→ Your goal
Pictures appear in the records below; write out everything else exactly.
* Start Material for the task *
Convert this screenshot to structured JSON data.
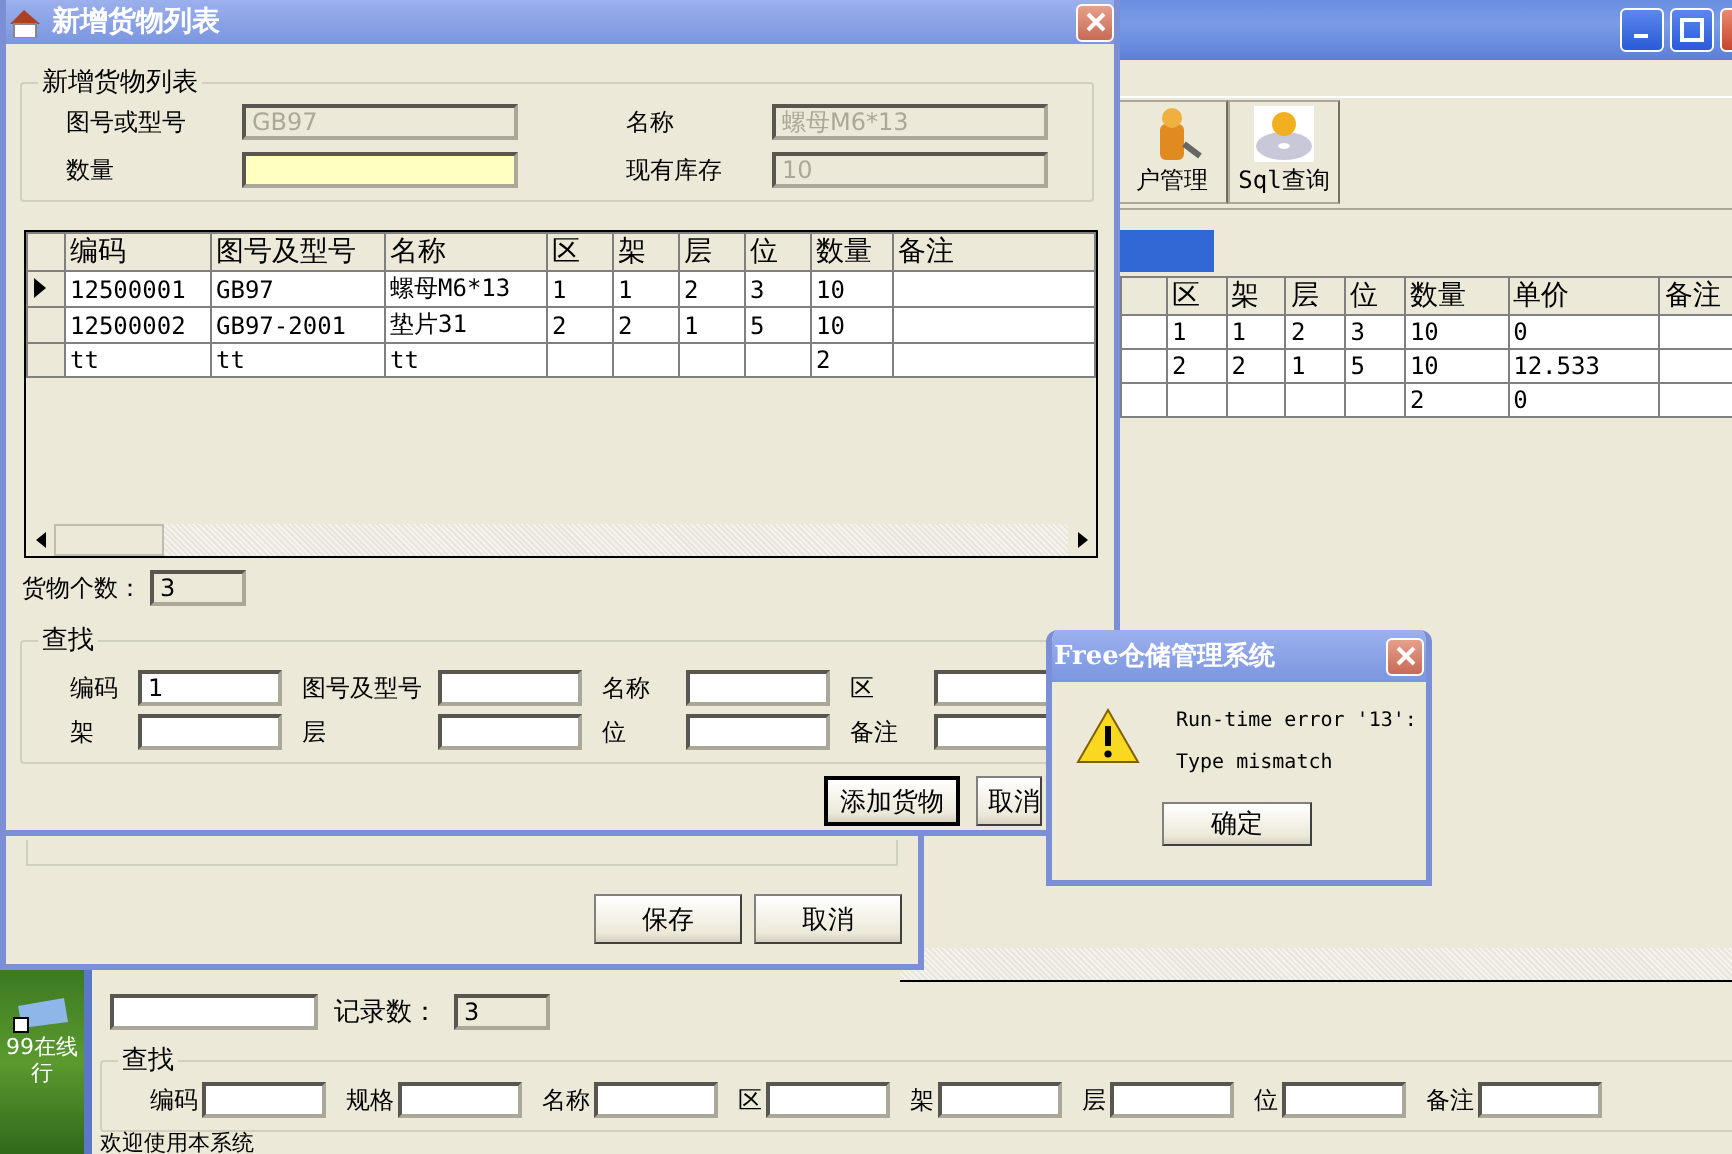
{
  "desktop_icon": {
    "label_lines": [
      "99在线",
      "行"
    ]
  },
  "main_window": {
    "toolbar": [
      {
        "label": "户管理",
        "kind": "user"
      },
      {
        "label": "Sql查询",
        "kind": "disc"
      }
    ],
    "grid": {
      "columns": [
        "区",
        "架",
        "层",
        "位",
        "数量",
        "单价",
        "备注"
      ],
      "rows": [
        [
          "1",
          "1",
          "2",
          "3",
          "10",
          "0",
          null
        ],
        [
          "2",
          "2",
          "1",
          "5",
          "10",
          "12.533",
          null
        ],
        [
          null,
          null,
          null,
          null,
          "2",
          "0",
          null
        ]
      ]
    },
    "record_count_label": "记录数：",
    "record_count": "3",
    "search": {
      "title": "查找",
      "fields": [
        {
          "label": "编码"
        },
        {
          "label": "规格"
        },
        {
          "label": "名称"
        },
        {
          "label": "区"
        },
        {
          "label": "架"
        },
        {
          "label": "层"
        },
        {
          "label": "位"
        },
        {
          "label": "备注"
        }
      ]
    },
    "status_bar": "欢迎使用本系统"
  },
  "middle_window": {
    "buttons": [
      "保存",
      "取消"
    ]
  },
  "add_dialog": {
    "title": "新增货物列表",
    "group_title": "新增货物列表",
    "fields": [
      {
        "label": "图号或型号",
        "value": "GB97",
        "disabled": true,
        "highlighted": false
      },
      {
        "label": "名称",
        "value": "螺母M6*13",
        "disabled": true,
        "highlighted": false
      },
      {
        "label": "数量",
        "disabled": false,
        "highlighted": true
      },
      {
        "label": "现有库存",
        "value": "10",
        "disabled": true,
        "highlighted": false
      }
    ],
    "grid": {
      "columns": [
        "编码",
        "图号及型号",
        "名称",
        "区",
        "架",
        "层",
        "位",
        "数量",
        "备注"
      ],
      "rows": [
        {
          "current": true,
          "cells": [
            "12500001",
            "GB97",
            "螺母M6*13",
            "1",
            "1",
            "2",
            "3",
            "10",
            null
          ]
        },
        {
          "current": false,
          "cells": [
            "12500002",
            "GB97-2001",
            "垫片31",
            "2",
            "2",
            "1",
            "5",
            "10",
            null
          ]
        },
        {
          "current": false,
          "cells": [
            "tt",
            "tt",
            "tt",
            null,
            null,
            null,
            null,
            "2",
            null
          ]
        }
      ]
    },
    "count_label": "货物个数：",
    "count": "3",
    "search": {
      "title": "查找",
      "fields": [
        {
          "label": "编码",
          "value": "1"
        },
        {
          "label": "图号及型号"
        },
        {
          "label": "名称"
        },
        {
          "label": "区"
        },
        {
          "label": "架"
        },
        {
          "label": "层"
        },
        {
          "label": "位"
        },
        {
          "label": "备注"
        }
      ]
    },
    "buttons": [
      {
        "label": "添加货物",
        "default": true
      },
      {
        "label": "取消",
        "default": false
      }
    ]
  },
  "message_box": {
    "title": "Free仓储管理系统",
    "lines": [
      "Run-time error '13':",
      "Type mismatch"
    ],
    "button": "确定"
  }
}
* End Material for the task *
→ Worked answer
Convert this screenshot to structured JSON data.
{
  "desktop_icon": {
    "label_lines": [
      "99在线",
      "行"
    ]
  },
  "main_window": {
    "toolbar": [
      {
        "label": "户管理",
        "kind": "user"
      },
      {
        "label": "Sql查询",
        "kind": "disc"
      }
    ],
    "grid": {
      "columns": [
        "区",
        "架",
        "层",
        "位",
        "数量",
        "单价",
        "备注"
      ],
      "rows": [
        [
          "1",
          "1",
          "2",
          "3",
          "10",
          "0",
          null
        ],
        [
          "2",
          "2",
          "1",
          "5",
          "10",
          "12.533",
          null
        ],
        [
          null,
          null,
          null,
          null,
          "2",
          "0",
          null
        ]
      ]
    },
    "record_count_label": "记录数：",
    "record_count": "3",
    "search": {
      "title": "查找",
      "fields": [
        {
          "label": "编码"
        },
        {
          "label": "规格"
        },
        {
          "label": "名称"
        },
        {
          "label": "区"
        },
        {
          "label": "架"
        },
        {
          "label": "层"
        },
        {
          "label": "位"
        },
        {
          "label": "备注"
        }
      ]
    },
    "status_bar": "欢迎使用本系统"
  },
  "middle_window": {
    "buttons": [
      "保存",
      "取消"
    ]
  },
  "add_dialog": {
    "title": "新增货物列表",
    "group_title": "新增货物列表",
    "fields": [
      {
        "label": "图号或型号",
        "value": "GB97",
        "disabled": true,
        "highlighted": false
      },
      {
        "label": "名称",
        "value": "螺母M6*13",
        "disabled": true,
        "highlighted": false
      },
      {
        "label": "数量",
        "disabled": false,
        "highlighted": true
      },
      {
        "label": "现有库存",
        "value": "10",
        "disabled": true,
        "highlighted": false
      }
    ],
    "grid": {
      "columns": [
        "编码",
        "图号及型号",
        "名称",
        "区",
        "架",
        "层",
        "位",
        "数量",
        "备注"
      ],
      "rows": [
        {
          "current": true,
          "cells": [
            "12500001",
            "GB97",
            "螺母M6*13",
            "1",
            "1",
            "2",
            "3",
            "10",
            null
          ]
        },
        {
          "current": false,
          "cells": [
            "12500002",
            "GB97-2001",
            "垫片31",
            "2",
            "2",
            "1",
            "5",
            "10",
            null
          ]
        },
        {
          "current": false,
          "cells": [
            "tt",
            "tt",
            "tt",
            null,
            null,
            null,
            null,
            "2",
            null
          ]
        }
      ]
    },
    "count_label": "货物个数：",
    "count": "3",
    "search": {
      "title": "查找",
      "fields": [
        {
          "label": "编码",
          "value": "1"
        },
        {
          "label": "图号及型号"
        },
        {
          "label": "名称"
        },
        {
          "label": "区"
        },
        {
          "label": "架"
        },
        {
          "label": "层"
        },
        {
          "label": "位"
        },
        {
          "label": "备注"
        }
      ]
    },
    "buttons": [
      {
        "label": "添加货物",
        "default": true
      },
      {
        "label": "取消",
        "default": false
      }
    ]
  },
  "message_box": {
    "title": "Free仓储管理系统",
    "lines": [
      "Run-time error '13':",
      "Type mismatch"
    ],
    "button": "确定"
  }
}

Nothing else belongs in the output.